**Dataset rows for document pages**
#####
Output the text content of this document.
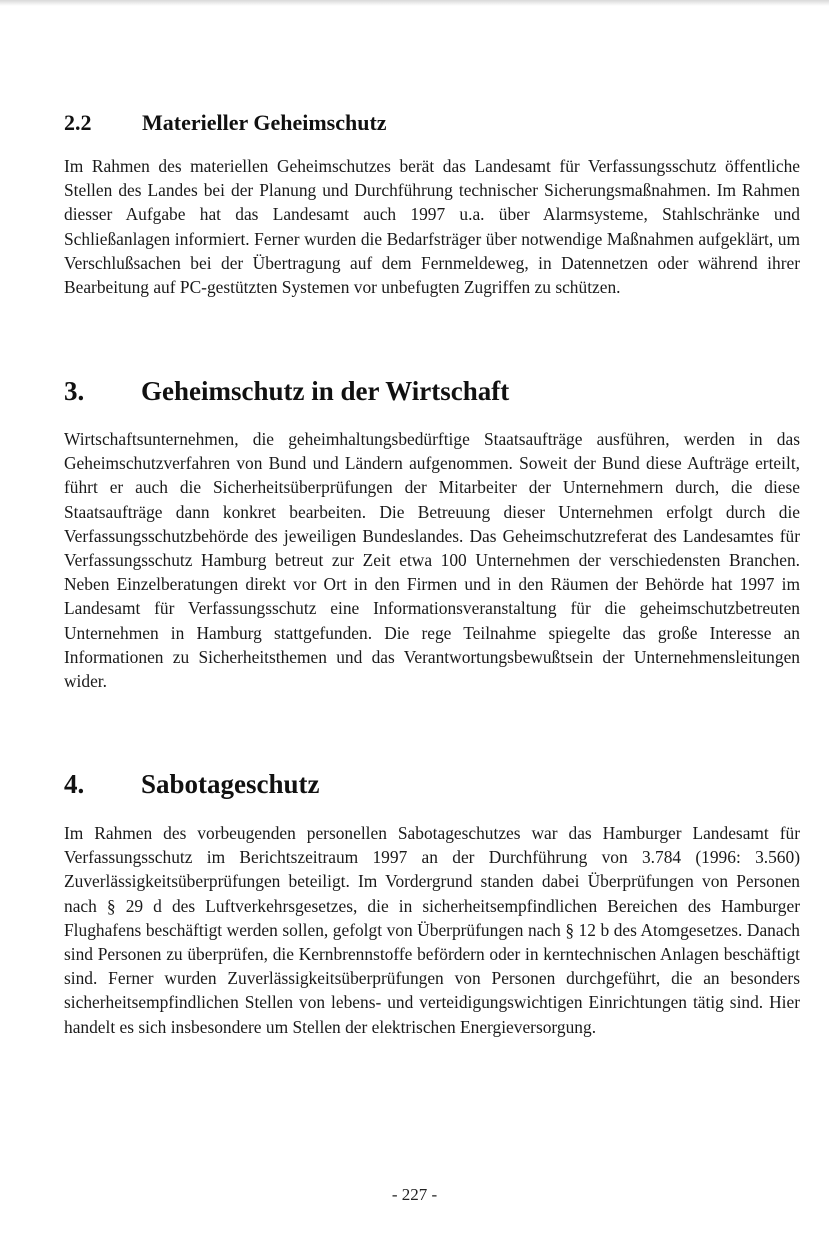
2.2	Materieller Geheimschutz

Im Rahmen des materiellen Geheimschutzes berät das Landesamt für Verfassungsschutz öffentliche Stellen des Landes bei der Planung und Durchführung technischer Sicherungsmaßnahmen. Im Rahmen diesser Aufgabe hat das Landesamt auch 1997 u.a. über Alarmsysteme, Stahlschränke und Schließanlagen informiert. Ferner wurden die Bedarfsträger über notwendige Maßnahmen aufgeklärt, um Verschlußsachen bei der Übertragung auf dem Fernmeldeweg, in Datennetzen oder während ihrer Bearbeitung auf PC-gestützten Systemen vor unbefugten Zugriffen zu schützen.

3.	Geheimschutz in der Wirtschaft

Wirtschaftsunternehmen, die geheimhaltungsbedürftige Staatsaufträge ausführen, werden in das Geheimschutzverfahren von Bund und Ländern aufgenommen. Soweit der Bund diese Aufträge erteilt, führt er auch die Sicherheitsüberprüfungen der Mitarbeiter der Unternehmern durch, die diese Staatsaufträge dann konkret bearbeiten. Die Betreuung dieser Unternehmen erfolgt durch die Verfassungsschutzbehörde des jeweiligen Bundeslandes. Das Geheimschutzreferat des Landesamtes für Verfassungsschutz Hamburg betreut zur Zeit etwa 100 Unternehmen der verschiedensten Branchen. Neben Einzelberatungen direkt vor Ort in den Firmen und in den Räumen der Behörde hat 1997 im Landesamt für Verfassungsschutz eine Informationsveranstaltung für die geheimschutzbetreuten Unternehmen in Hamburg stattgefunden. Die rege Teilnahme spiegelte das große Interesse an Informationen zu Sicherheitsthemen und das Verantwortungsbewußtsein der Unternehmensleitungen wider.

4.	Sabotageschutz

Im Rahmen des vorbeugenden personellen Sabotageschutzes war das Hamburger Landesamt für Verfassungsschutz im Berichtszeitraum 1997 an der Durchführung von 3.784 (1996: 3.560) Zuverlässigkeitsüberprüfungen beteiligt. Im Vordergrund standen dabei Überprüfungen von Personen nach § 29 d des Luftverkehrsgesetzes, die in sicherheitsempfindlichen Bereichen des Hamburger Flughafens beschäftigt werden sollen, gefolgt von Überprüfungen nach § 12 b des Atomgesetzes. Danach sind Personen zu überprüfen, die Kernbrennstoffe befördern oder in kerntechnischen Anlagen beschäftigt sind. Ferner wurden Zuverlässigkeitsüberprüfungen von Personen durchgeführt, die an besonders sicherheitsempfindlichen Stellen von lebens- und verteidigungswichtigen Einrichtungen tätig sind. Hier handelt es sich insbesondere um Stellen der elektrischen Energieversorgung.

- 227 -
#####
**TASK DETAILS**
Please return the records as they stand, word for word, with no pictures.

**WORKED SOLUTION**
Output the text content of this document.
2.2	Materieller Geheimschutz

Im Rahmen des materiellen Geheimschutzes berät das Landesamt für Verfassungsschutz öffentliche Stellen des Landes bei der Planung und Durchführung technischer Sicherungsmaßnahmen. Im Rahmen diesser Aufgabe hat das Landesamt auch 1997 u.a. über Alarmsysteme, Stahlschränke und Schließanlagen informiert. Ferner wurden die Bedarfsträger über notwendige Maßnahmen aufgeklärt, um Verschlußsachen bei der Übertragung auf dem Fernmeldeweg, in Datennetzen oder während ihrer Bearbeitung auf PC-gestützten Systemen vor unbefugten Zugriffen zu schützen.

3.	Geheimschutz in der Wirtschaft

Wirtschaftsunternehmen, die geheimhaltungsbedürftige Staatsaufträge ausführen, werden in das Geheimschutzverfahren von Bund und Ländern aufgenommen. Soweit der Bund diese Aufträge erteilt, führt er auch die Sicherheitsüberprüfungen der Mitarbeiter der Unternehmern durch, die diese Staatsaufträge dann konkret bearbeiten. Die Betreuung dieser Unternehmen erfolgt durch die Verfassungsschutzbehörde des jeweiligen Bundeslandes. Das Geheimschutzreferat des Landesamtes für Verfassungsschutz Hamburg betreut zur Zeit etwa 100 Unternehmen der verschiedensten Branchen. Neben Einzelberatungen direkt vor Ort in den Firmen und in den Räumen der Behörde hat 1997 im Landesamt für Verfassungsschutz eine Informationsveranstaltung für die geheimschutzbetreuten Unternehmen in Hamburg stattgefunden. Die rege Teilnahme spiegelte das große Interesse an Informationen zu Sicherheitsthemen und das Verantwortungsbewußtsein der Unternehmensleitungen wider.

4.	Sabotageschutz

Im Rahmen des vorbeugenden personellen Sabotageschutzes war das Hamburger Landesamt für Verfassungsschutz im Berichtszeitraum 1997 an der Durchführung von 3.784 (1996: 3.560) Zuverlässigkeitsüberprüfungen beteiligt. Im Vordergrund standen dabei Überprüfungen von Personen nach § 29 d des Luftverkehrsgesetzes, die in sicherheitsempfindlichen Bereichen des Hamburger Flughafens beschäftigt werden sollen, gefolgt von Überprüfungen nach § 12 b des Atomgesetzes. Danach sind Personen zu überprüfen, die Kernbrennstoffe befördern oder in kerntechnischen Anlagen beschäftigt sind. Ferner wurden Zuverlässigkeitsüberprüfungen von Personen durchgeführt, die an besonders sicherheitsempfindlichen Stellen von lebens- und verteidigungswichtigen Einrichtungen tätig sind. Hier handelt es sich insbesondere um Stellen der elektrischen Energieversorgung.

- 227 -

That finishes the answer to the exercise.